__GIVEN EXERCISE__. Reproduce the lines of the material exactly, excluding every image.

[START OF RAW RECORDS]

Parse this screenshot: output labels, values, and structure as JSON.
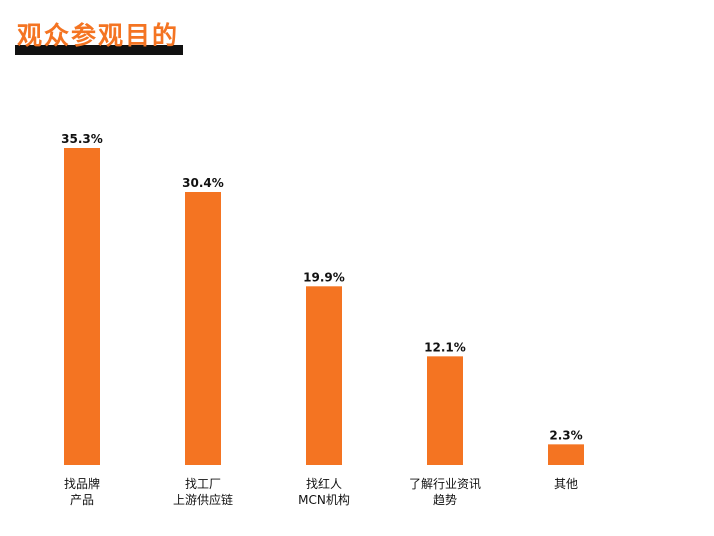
{
  "title": "观众参观目的",
  "colors": {
    "accent": "#f47422",
    "text": "#111111",
    "background": "#ffffff"
  },
  "chart_data": {
    "type": "bar",
    "title": "观众参观目的",
    "xlabel": "",
    "ylabel": "",
    "categories": [
      [
        "找品牌",
        "产品"
      ],
      [
        "找工厂",
        "上游供应链"
      ],
      [
        "找红人",
        "MCN机构"
      ],
      [
        "了解行业资讯",
        "趋势"
      ],
      [
        "其他"
      ]
    ],
    "values": [
      35.3,
      30.4,
      19.9,
      12.1,
      2.3
    ],
    "value_labels": [
      "35.3%",
      "30.4%",
      "19.9%",
      "12.1%",
      "2.3%"
    ],
    "ylim": [
      0,
      35.3
    ],
    "grid": false,
    "legend": "none",
    "bar_color": "#f47422"
  }
}
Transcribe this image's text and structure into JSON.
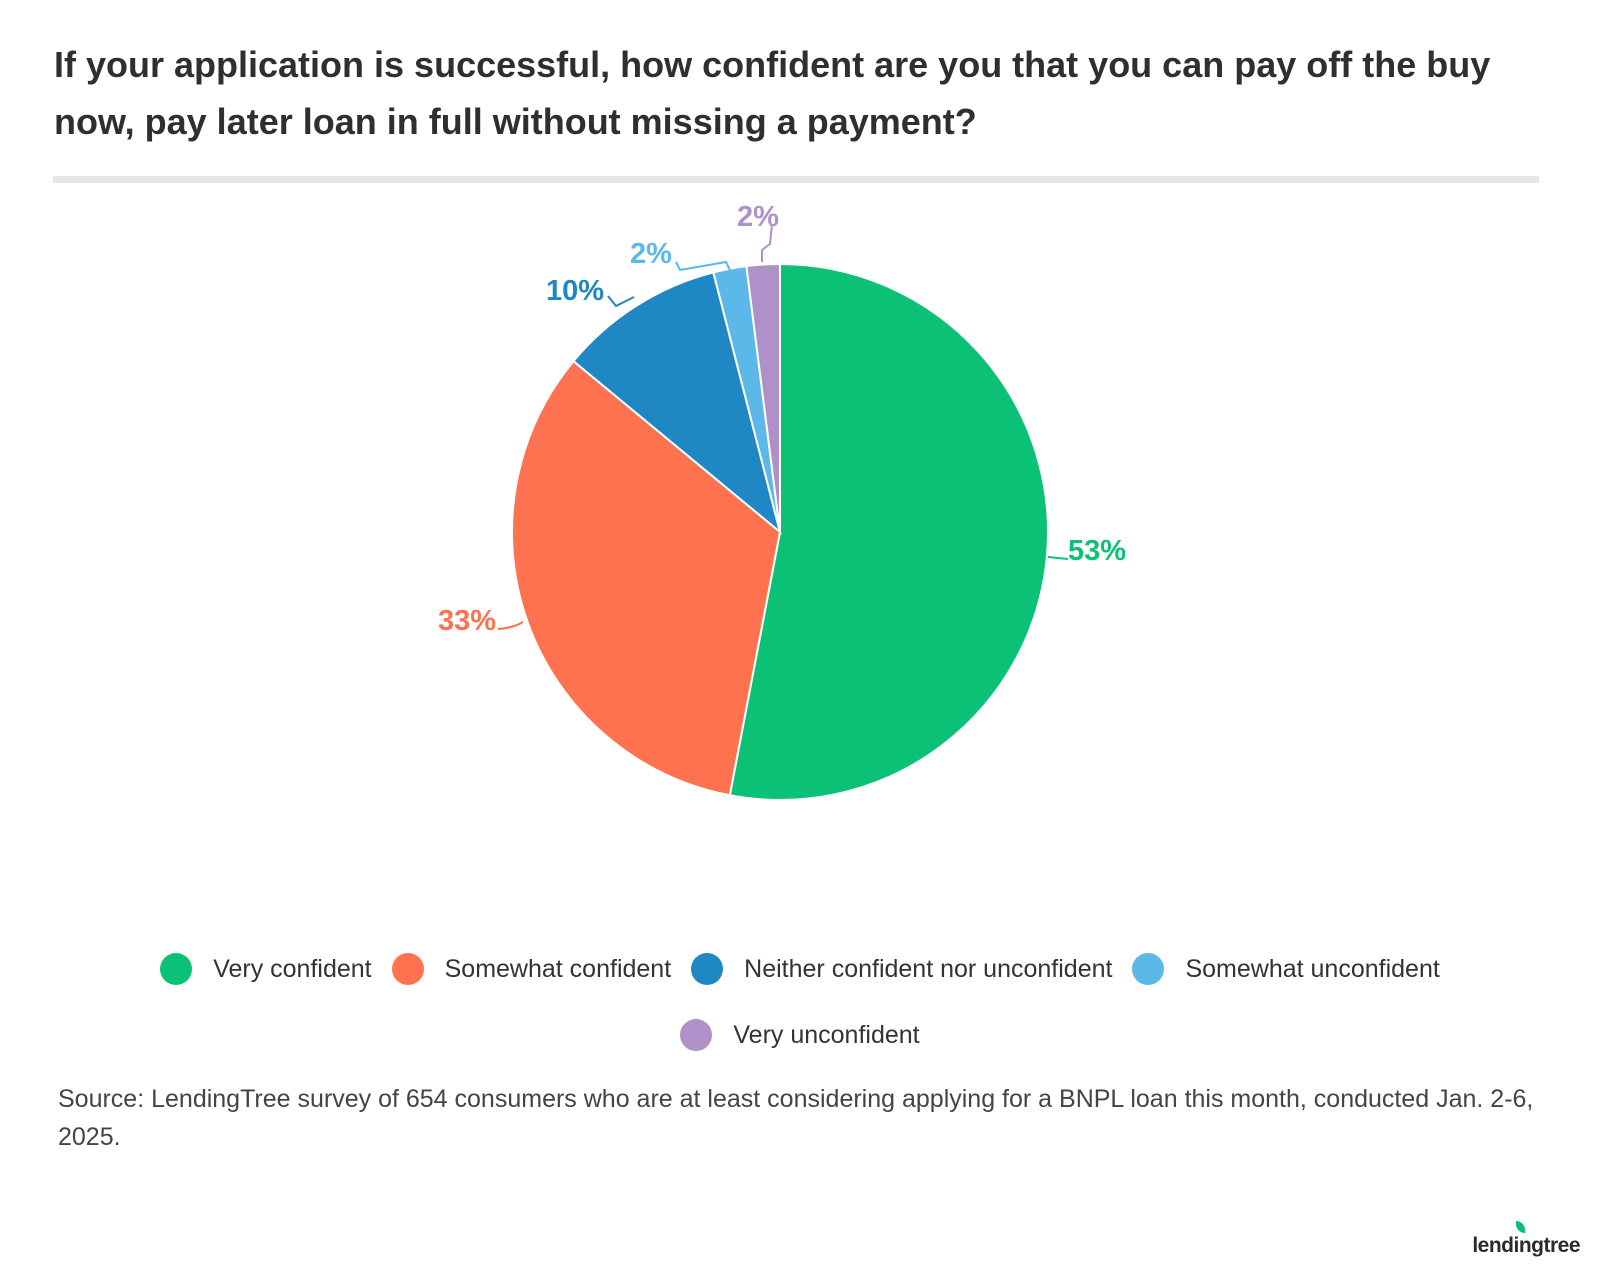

[END OF RAW RECORDS]

__FINAL ANSWER__.
Parse this screenshot: output labels, values, and structure as JSON.
{
  "title": "观众参观目的",
  "colors": {
    "accent": "#f47422",
    "text": "#111111",
    "background": "#ffffff"
  },
  "chart_data": {
    "type": "bar",
    "title": "观众参观目的",
    "xlabel": "",
    "ylabel": "",
    "categories": [
      [
        "找品牌",
        "产品"
      ],
      [
        "找工厂",
        "上游供应链"
      ],
      [
        "找红人",
        "MCN机构"
      ],
      [
        "了解行业资讯",
        "趋势"
      ],
      [
        "其他"
      ]
    ],
    "values": [
      35.3,
      30.4,
      19.9,
      12.1,
      2.3
    ],
    "value_labels": [
      "35.3%",
      "30.4%",
      "19.9%",
      "12.1%",
      "2.3%"
    ],
    "ylim": [
      0,
      35.3
    ],
    "grid": false,
    "legend": "none",
    "bar_color": "#f47422"
  }
}
Transcribe this image's text and structure into JSON.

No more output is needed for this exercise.